— WHAT THE TASK REQUIRES —
Retype the listing that follows, word for word.

— GIVEN RECORDS —
---------------

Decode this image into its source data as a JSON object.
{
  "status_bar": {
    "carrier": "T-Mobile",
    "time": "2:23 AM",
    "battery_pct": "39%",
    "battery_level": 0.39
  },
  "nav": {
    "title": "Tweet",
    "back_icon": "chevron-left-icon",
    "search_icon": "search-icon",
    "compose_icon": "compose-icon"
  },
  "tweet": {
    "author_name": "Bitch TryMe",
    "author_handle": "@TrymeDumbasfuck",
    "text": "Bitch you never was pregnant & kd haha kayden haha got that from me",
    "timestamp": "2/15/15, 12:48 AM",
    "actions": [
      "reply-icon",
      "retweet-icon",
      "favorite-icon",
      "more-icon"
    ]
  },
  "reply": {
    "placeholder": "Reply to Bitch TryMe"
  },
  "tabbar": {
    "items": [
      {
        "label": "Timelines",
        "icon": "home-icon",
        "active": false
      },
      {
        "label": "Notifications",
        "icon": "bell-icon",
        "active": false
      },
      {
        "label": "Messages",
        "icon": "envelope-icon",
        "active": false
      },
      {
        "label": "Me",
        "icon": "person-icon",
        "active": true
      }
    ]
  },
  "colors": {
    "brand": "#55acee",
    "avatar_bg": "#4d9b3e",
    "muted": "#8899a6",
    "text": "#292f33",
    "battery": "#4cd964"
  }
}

---------------

— REPLY TO THE EXERCISE —
Decode this image into its source data as a JSON object.
{
  "status_bar": {
    "carrier": "T-Mobile",
    "time": "2:23 AM",
    "battery_pct": "39%",
    "battery_level": 0.39
  },
  "nav": {
    "title": "Tweet",
    "back_icon": "chevron-left-icon",
    "search_icon": "search-icon",
    "compose_icon": "compose-icon"
  },
  "tweet": {
    "author_name": "Bitch TryMe",
    "author_handle": "@TrymeDumbasfuck",
    "text": "Bitch you never was pregnant & kd haha kayden haha got that from me",
    "timestamp": "2/15/15, 12:48 AM",
    "actions": [
      "reply-icon",
      "retweet-icon",
      "favorite-icon",
      "more-icon"
    ]
  },
  "reply": {
    "placeholder": "Reply to Bitch TryMe"
  },
  "tabbar": {
    "items": [
      {
        "label": "Timelines",
        "icon": "home-icon",
        "active": false
      },
      {
        "label": "Notifications",
        "icon": "bell-icon",
        "active": false
      },
      {
        "label": "Messages",
        "icon": "envelope-icon",
        "active": false
      },
      {
        "label": "Me",
        "icon": "person-icon",
        "active": true
      }
    ]
  },
  "colors": {
    "brand": "#55acee",
    "avatar_bg": "#4d9b3e",
    "muted": "#8899a6",
    "text": "#292f33",
    "battery": "#4cd964"
  }
}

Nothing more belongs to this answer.